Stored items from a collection

_ _ _ _ _ _ _

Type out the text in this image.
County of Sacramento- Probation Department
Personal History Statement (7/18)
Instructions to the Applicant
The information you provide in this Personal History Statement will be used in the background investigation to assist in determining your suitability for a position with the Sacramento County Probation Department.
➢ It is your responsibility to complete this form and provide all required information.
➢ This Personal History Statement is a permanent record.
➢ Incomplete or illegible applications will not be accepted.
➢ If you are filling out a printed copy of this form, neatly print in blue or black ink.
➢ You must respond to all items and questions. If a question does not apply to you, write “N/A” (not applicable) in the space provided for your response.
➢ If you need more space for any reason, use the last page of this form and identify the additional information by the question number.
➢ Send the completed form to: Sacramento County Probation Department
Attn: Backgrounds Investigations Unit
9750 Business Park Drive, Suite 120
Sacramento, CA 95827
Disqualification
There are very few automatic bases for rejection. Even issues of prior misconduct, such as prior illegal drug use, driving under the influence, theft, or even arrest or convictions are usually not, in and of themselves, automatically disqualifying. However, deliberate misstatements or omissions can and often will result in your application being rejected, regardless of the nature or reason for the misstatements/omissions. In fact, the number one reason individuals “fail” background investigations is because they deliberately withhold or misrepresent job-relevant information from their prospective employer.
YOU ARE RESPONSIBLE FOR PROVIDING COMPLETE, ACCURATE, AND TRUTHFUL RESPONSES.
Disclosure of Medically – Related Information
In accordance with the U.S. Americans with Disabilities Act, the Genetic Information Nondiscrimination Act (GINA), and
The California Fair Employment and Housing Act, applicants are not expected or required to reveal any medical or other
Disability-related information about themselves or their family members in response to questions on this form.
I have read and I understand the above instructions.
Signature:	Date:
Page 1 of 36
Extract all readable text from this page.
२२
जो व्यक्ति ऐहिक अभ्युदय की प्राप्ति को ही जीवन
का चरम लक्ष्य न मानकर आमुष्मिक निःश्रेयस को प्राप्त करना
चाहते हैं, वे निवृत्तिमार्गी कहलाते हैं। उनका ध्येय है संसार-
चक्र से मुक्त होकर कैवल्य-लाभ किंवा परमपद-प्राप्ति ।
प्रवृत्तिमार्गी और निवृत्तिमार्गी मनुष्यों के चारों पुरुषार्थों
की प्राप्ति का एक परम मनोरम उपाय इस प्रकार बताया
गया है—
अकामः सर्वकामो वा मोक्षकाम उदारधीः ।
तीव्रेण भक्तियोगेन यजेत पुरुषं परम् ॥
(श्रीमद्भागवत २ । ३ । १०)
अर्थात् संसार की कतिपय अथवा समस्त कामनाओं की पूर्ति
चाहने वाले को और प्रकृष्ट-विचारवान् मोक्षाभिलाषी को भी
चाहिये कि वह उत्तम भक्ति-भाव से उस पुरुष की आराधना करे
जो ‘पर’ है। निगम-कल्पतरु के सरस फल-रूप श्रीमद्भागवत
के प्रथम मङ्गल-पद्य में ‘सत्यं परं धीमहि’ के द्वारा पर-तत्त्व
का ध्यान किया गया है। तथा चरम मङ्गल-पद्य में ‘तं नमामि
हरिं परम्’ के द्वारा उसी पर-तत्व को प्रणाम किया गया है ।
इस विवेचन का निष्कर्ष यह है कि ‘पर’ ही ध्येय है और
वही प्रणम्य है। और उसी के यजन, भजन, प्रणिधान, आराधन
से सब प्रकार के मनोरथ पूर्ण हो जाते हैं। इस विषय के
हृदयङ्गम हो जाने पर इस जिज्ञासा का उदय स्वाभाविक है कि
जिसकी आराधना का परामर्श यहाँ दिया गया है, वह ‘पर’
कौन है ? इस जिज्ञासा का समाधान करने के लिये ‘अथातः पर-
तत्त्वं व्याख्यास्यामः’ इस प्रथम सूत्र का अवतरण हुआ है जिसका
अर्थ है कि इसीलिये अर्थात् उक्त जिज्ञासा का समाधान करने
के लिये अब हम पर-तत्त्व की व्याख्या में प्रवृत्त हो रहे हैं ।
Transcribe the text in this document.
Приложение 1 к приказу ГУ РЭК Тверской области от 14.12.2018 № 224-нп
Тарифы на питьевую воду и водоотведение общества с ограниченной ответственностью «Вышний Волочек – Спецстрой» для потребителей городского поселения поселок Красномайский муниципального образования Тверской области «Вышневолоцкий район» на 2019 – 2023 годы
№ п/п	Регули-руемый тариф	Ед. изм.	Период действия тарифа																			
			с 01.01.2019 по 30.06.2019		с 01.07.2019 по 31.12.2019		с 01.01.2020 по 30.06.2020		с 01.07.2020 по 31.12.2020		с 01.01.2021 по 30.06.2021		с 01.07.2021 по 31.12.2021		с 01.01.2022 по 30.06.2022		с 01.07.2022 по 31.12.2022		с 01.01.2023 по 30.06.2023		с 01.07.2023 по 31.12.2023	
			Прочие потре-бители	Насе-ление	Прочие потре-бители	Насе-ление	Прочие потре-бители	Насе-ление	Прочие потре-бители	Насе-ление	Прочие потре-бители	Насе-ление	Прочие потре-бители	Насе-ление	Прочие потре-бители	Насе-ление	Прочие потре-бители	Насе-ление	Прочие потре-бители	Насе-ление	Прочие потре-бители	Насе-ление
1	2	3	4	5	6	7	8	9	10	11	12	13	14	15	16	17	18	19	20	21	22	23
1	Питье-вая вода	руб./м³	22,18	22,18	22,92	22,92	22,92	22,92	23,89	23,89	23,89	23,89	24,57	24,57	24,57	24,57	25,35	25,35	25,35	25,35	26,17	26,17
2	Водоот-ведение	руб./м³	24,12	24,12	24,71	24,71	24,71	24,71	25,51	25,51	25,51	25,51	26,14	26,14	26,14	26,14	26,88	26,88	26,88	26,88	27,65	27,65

_ _ _ _ _ _ _

Set down all of the data above, word for word.

FINAL RESULT:
Type out the text in this image.
County of Sacramento- Probation Department
Personal History Statement (7/18)
Instructions to the Applicant
The information you provide in this Personal History Statement will be used in the background investigation to assist in determining your suitability for a position with the Sacramento County Probation Department.
➢ It is your responsibility to complete this form and provide all required information.
➢ This Personal History Statement is a permanent record.
➢ Incomplete or illegible applications will not be accepted.
➢ If you are filling out a printed copy of this form, neatly print in blue or black ink.
➢ You must respond to all items and questions. If a question does not apply to you, write “N/A” (not applicable) in the space provided for your response.
➢ If you need more space for any reason, use the last page of this form and identify the additional information by the question number.
➢ Send the completed form to: Sacramento County Probation Department
Attn: Backgrounds Investigations Unit
9750 Business Park Drive, Suite 120
Sacramento, CA 95827
Disqualification
There are very few automatic bases for rejection. Even issues of prior misconduct, such as prior illegal drug use, driving under the influence, theft, or even arrest or convictions are usually not, in and of themselves, automatically disqualifying. However, deliberate misstatements or omissions can and often will result in your application being rejected, regardless of the nature or reason for the misstatements/omissions. In fact, the number one reason individuals “fail” background investigations is because they deliberately withhold or misrepresent job-relevant information from their prospective employer.
YOU ARE RESPONSIBLE FOR PROVIDING COMPLETE, ACCURATE, AND TRUTHFUL RESPONSES.
Disclosure of Medically – Related Information
In accordance with the U.S. Americans with Disabilities Act, the Genetic Information Nondiscrimination Act (GINA), and
The California Fair Employment and Housing Act, applicants are not expected or required to reveal any medical or other
Disability-related information about themselves or their family members in response to questions on this form.
I have read and I understand the above instructions.
Signature:	Date:
Page 1 of 36
Extract all readable text from this page.
२२
जो व्यक्ति ऐहिक अभ्युदय की प्राप्ति को ही जीवन
का चरम लक्ष्य न मानकर आमुष्मिक निःश्रेयस को प्राप्त करना
चाहते हैं, वे निवृत्तिमार्गी कहलाते हैं। उनका ध्येय है संसार-
चक्र से मुक्त होकर कैवल्य-लाभ किंवा परमपद-प्राप्ति ।
प्रवृत्तिमार्गी और निवृत्तिमार्गी मनुष्यों के चारों पुरुषार्थों
की प्राप्ति का एक परम मनोरम उपाय इस प्रकार बताया
गया है—
अकामः सर्वकामो वा मोक्षकाम उदारधीः ।
तीव्रेण भक्तियोगेन यजेत पुरुषं परम् ॥
(श्रीमद्भागवत २ । ३ । १०)
अर्थात् संसार की कतिपय अथवा समस्त कामनाओं की पूर्ति
चाहने वाले को और प्रकृष्ट-विचारवान् मोक्षाभिलाषी को भी
चाहिये कि वह उत्तम भक्ति-भाव से उस पुरुष की आराधना करे
जो ‘पर’ है। निगम-कल्पतरु के सरस फल-रूप श्रीमद्भागवत
के प्रथम मङ्गल-पद्य में ‘सत्यं परं धीमहि’ के द्वारा पर-तत्त्व
का ध्यान किया गया है। तथा चरम मङ्गल-पद्य में ‘तं नमामि
हरिं परम्’ के द्वारा उसी पर-तत्व को प्रणाम किया गया है ।
इस विवेचन का निष्कर्ष यह है कि ‘पर’ ही ध्येय है और
वही प्रणम्य है। और उसी के यजन, भजन, प्रणिधान, आराधन
से सब प्रकार के मनोरथ पूर्ण हो जाते हैं। इस विषय के
हृदयङ्गम हो जाने पर इस जिज्ञासा का उदय स्वाभाविक है कि
जिसकी आराधना का परामर्श यहाँ दिया गया है, वह ‘पर’
कौन है ? इस जिज्ञासा का समाधान करने के लिये ‘अथातः पर-
तत्त्वं व्याख्यास्यामः’ इस प्रथम सूत्र का अवतरण हुआ है जिसका
अर्थ है कि इसीलिये अर्थात् उक्त जिज्ञासा का समाधान करने
के लिये अब हम पर-तत्त्व की व्याख्या में प्रवृत्त हो रहे हैं ।
Transcribe the text in this document.
Приложение 1 к приказу ГУ РЭК Тверской области от 14.12.2018 № 224-нп
Тарифы на питьевую воду и водоотведение общества с ограниченной ответственностью «Вышний Волочек – Спецстрой» для потребителей городского поселения поселок Красномайский муниципального образования Тверской области «Вышневолоцкий район» на 2019 – 2023 годы
№ п/п	Регули-руемый тариф	Ед. изм.	Период действия тарифа																			
			с 01.01.2019 по 30.06.2019		с 01.07.2019 по 31.12.2019		с 01.01.2020 по 30.06.2020		с 01.07.2020 по 31.12.2020		с 01.01.2021 по 30.06.2021		с 01.07.2021 по 31.12.2021		с 01.01.2022 по 30.06.2022		с 01.07.2022 по 31.12.2022		с 01.01.2023 по 30.06.2023		с 01.07.2023 по 31.12.2023	
			Прочие потре-бители	Насе-ление	Прочие потре-бители	Насе-ление	Прочие потре-бители	Насе-ление	Прочие потре-бители	Насе-ление	Прочие потре-бители	Насе-ление	Прочие потре-бители	Насе-ление	Прочие потре-бители	Насе-ление	Прочие потре-бители	Насе-ление	Прочие потре-бители	Насе-ление	Прочие потре-бители	Насе-ление
1	2	3	4	5	6	7	8	9	10	11	12	13	14	15	16	17	18	19	20	21	22	23
1	Питье-вая вода	руб./м³	22,18	22,18	22,92	22,92	22,92	22,92	23,89	23,89	23,89	23,89	24,57	24,57	24,57	24,57	25,35	25,35	25,35	25,35	26,17	26,17
2	Водоот-ведение	руб./м³	24,12	24,12	24,71	24,71	24,71	24,71	25,51	25,51	25,51	25,51	26,14	26,14	26,14	26,14	26,88	26,88	26,88	26,88	27,65	27,65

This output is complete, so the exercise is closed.